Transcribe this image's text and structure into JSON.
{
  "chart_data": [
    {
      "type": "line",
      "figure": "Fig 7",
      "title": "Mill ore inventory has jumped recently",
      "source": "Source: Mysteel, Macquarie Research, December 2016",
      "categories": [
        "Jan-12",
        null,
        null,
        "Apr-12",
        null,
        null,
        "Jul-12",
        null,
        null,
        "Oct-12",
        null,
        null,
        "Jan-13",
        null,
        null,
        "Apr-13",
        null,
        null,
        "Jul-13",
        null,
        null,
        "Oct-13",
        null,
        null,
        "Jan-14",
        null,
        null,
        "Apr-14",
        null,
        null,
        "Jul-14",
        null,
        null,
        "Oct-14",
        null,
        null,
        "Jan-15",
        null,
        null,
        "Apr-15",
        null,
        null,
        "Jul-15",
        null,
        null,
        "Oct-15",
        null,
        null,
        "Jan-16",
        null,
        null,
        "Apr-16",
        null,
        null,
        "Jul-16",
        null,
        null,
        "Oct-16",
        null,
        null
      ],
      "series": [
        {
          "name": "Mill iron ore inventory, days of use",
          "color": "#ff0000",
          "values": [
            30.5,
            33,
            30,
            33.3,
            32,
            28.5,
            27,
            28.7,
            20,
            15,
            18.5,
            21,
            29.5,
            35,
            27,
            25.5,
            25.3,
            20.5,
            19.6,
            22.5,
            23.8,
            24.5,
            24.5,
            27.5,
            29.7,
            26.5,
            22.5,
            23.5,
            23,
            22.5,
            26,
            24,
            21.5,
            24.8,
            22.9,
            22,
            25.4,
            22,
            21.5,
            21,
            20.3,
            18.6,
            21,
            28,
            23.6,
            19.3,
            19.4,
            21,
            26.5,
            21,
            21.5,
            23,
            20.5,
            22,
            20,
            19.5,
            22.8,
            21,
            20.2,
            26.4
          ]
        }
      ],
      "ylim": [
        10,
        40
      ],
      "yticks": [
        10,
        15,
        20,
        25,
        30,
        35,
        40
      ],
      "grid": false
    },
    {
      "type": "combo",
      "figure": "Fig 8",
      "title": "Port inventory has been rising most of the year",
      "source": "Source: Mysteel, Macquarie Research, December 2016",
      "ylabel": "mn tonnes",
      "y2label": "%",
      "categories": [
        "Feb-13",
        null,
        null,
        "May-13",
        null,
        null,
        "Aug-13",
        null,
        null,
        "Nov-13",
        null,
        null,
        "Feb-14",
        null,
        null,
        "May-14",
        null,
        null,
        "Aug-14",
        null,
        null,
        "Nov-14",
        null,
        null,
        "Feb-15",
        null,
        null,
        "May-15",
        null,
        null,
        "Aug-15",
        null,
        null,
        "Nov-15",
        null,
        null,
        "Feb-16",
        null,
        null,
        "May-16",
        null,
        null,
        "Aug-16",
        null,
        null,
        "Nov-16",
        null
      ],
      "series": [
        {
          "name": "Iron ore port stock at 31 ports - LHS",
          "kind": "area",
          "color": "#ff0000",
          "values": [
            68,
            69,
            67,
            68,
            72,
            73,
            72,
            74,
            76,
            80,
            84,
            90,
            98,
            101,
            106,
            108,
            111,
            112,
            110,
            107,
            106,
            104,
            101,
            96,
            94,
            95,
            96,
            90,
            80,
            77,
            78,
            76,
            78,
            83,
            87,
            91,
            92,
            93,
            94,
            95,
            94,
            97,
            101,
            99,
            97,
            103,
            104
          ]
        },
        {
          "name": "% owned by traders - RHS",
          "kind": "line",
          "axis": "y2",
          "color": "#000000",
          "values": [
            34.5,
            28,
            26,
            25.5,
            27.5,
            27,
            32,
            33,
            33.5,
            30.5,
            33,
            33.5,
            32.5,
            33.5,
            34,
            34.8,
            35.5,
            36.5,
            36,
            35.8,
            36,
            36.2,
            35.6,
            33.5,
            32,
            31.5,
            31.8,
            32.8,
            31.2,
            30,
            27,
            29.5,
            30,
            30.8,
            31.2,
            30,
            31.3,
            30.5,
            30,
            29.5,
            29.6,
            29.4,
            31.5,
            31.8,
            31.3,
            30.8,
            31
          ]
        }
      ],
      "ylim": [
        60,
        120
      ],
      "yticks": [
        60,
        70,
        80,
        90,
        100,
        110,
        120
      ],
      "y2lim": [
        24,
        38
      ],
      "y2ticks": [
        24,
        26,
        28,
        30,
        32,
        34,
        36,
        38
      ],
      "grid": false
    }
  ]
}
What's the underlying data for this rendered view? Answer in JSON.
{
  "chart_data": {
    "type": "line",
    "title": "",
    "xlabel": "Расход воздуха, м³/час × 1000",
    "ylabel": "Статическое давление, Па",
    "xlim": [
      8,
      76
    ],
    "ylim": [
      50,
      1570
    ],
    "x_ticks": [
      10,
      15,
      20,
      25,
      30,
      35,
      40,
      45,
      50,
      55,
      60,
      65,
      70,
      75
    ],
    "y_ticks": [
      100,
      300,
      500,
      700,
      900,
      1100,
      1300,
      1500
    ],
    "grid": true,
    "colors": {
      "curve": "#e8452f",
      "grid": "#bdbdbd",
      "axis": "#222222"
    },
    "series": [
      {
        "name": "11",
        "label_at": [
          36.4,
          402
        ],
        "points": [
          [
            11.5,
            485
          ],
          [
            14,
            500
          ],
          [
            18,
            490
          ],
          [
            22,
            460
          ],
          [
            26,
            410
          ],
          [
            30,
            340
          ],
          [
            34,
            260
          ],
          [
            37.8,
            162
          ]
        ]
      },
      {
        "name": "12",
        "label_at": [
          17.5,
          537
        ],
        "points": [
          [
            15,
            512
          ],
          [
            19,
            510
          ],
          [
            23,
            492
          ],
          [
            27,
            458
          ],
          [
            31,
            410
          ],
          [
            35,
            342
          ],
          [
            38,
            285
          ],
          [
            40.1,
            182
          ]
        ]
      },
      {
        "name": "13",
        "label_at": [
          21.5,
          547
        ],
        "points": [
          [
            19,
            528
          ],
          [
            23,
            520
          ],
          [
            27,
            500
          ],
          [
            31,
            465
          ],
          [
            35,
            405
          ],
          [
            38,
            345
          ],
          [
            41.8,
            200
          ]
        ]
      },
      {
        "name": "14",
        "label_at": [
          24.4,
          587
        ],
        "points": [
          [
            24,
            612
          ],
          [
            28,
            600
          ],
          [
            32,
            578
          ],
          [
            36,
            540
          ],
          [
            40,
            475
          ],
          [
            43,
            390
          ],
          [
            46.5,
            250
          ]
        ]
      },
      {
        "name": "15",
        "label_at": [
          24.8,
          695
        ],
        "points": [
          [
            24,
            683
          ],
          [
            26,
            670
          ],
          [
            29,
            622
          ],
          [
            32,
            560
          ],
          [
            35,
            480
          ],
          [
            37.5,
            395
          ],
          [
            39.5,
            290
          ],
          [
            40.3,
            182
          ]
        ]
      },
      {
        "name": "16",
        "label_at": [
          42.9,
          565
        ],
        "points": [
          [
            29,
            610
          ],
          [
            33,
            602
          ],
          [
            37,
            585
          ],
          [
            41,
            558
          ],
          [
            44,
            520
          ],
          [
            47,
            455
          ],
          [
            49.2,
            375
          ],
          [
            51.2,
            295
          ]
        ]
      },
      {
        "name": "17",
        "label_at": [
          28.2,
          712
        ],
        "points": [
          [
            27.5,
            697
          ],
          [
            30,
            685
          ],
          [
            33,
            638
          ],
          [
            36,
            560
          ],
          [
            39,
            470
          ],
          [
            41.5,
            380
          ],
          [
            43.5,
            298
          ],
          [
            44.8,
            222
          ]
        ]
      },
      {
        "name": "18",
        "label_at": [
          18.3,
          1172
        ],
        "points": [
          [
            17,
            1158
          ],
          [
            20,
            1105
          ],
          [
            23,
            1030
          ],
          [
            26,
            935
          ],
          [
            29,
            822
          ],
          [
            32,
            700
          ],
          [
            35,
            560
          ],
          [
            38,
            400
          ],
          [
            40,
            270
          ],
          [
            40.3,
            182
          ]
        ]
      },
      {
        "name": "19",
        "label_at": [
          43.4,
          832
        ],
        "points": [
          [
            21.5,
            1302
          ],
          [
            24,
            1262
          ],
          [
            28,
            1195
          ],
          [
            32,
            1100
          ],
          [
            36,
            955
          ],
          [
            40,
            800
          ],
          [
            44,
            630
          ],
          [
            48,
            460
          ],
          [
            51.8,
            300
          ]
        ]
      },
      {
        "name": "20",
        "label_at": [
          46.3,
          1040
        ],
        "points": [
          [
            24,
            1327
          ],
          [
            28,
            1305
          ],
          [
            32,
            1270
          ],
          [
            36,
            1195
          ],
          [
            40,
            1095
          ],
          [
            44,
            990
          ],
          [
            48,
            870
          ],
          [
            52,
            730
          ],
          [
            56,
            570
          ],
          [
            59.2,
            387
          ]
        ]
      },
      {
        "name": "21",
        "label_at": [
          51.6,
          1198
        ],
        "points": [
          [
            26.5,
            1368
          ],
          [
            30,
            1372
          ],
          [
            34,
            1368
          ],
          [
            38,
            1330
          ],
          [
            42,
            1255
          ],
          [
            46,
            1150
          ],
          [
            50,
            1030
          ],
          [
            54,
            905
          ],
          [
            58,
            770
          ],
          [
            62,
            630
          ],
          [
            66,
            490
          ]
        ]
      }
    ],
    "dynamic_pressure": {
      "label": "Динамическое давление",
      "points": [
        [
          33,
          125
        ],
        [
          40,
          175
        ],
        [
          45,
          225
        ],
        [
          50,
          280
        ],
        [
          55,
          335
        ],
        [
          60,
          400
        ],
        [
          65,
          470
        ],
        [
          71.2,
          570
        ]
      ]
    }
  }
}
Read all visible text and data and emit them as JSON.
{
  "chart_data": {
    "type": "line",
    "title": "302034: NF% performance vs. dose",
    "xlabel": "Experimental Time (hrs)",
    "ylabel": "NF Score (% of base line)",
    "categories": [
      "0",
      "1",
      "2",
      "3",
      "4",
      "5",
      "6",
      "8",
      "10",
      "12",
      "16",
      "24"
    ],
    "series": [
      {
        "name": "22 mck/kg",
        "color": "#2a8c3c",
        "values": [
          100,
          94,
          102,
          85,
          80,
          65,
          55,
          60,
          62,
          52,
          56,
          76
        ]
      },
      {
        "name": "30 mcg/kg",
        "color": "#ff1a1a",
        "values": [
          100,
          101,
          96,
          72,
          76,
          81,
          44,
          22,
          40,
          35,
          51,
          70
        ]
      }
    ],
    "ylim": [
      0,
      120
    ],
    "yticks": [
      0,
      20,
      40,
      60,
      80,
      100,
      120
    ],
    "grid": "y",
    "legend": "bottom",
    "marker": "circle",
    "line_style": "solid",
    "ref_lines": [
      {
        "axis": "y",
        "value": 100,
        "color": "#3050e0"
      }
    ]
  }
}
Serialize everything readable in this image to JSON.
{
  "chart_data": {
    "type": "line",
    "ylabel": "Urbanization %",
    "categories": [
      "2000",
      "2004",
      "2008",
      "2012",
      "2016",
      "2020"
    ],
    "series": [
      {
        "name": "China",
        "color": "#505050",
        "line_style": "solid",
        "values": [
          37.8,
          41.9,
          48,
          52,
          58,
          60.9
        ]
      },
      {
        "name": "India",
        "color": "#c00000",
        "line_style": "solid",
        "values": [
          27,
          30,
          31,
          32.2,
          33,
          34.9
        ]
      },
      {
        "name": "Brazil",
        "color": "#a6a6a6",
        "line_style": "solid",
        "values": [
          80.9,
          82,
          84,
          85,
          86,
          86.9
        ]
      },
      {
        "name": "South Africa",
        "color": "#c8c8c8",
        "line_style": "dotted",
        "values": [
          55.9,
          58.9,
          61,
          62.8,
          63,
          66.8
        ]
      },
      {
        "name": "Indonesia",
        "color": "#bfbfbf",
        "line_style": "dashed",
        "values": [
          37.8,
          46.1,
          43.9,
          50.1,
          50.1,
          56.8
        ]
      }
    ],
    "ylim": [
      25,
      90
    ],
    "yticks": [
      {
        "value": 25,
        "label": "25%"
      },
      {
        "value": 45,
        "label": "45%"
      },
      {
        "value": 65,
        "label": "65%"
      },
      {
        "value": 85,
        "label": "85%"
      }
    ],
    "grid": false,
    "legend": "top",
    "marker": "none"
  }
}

◆ ◆ ◆

## Written exercise
From the data, collect all lines where the string "Mill" appears.

## Answer
      "title": "Mill ore inventory has jumped recently",
          "name": "Mill iron ore inventory, days of use",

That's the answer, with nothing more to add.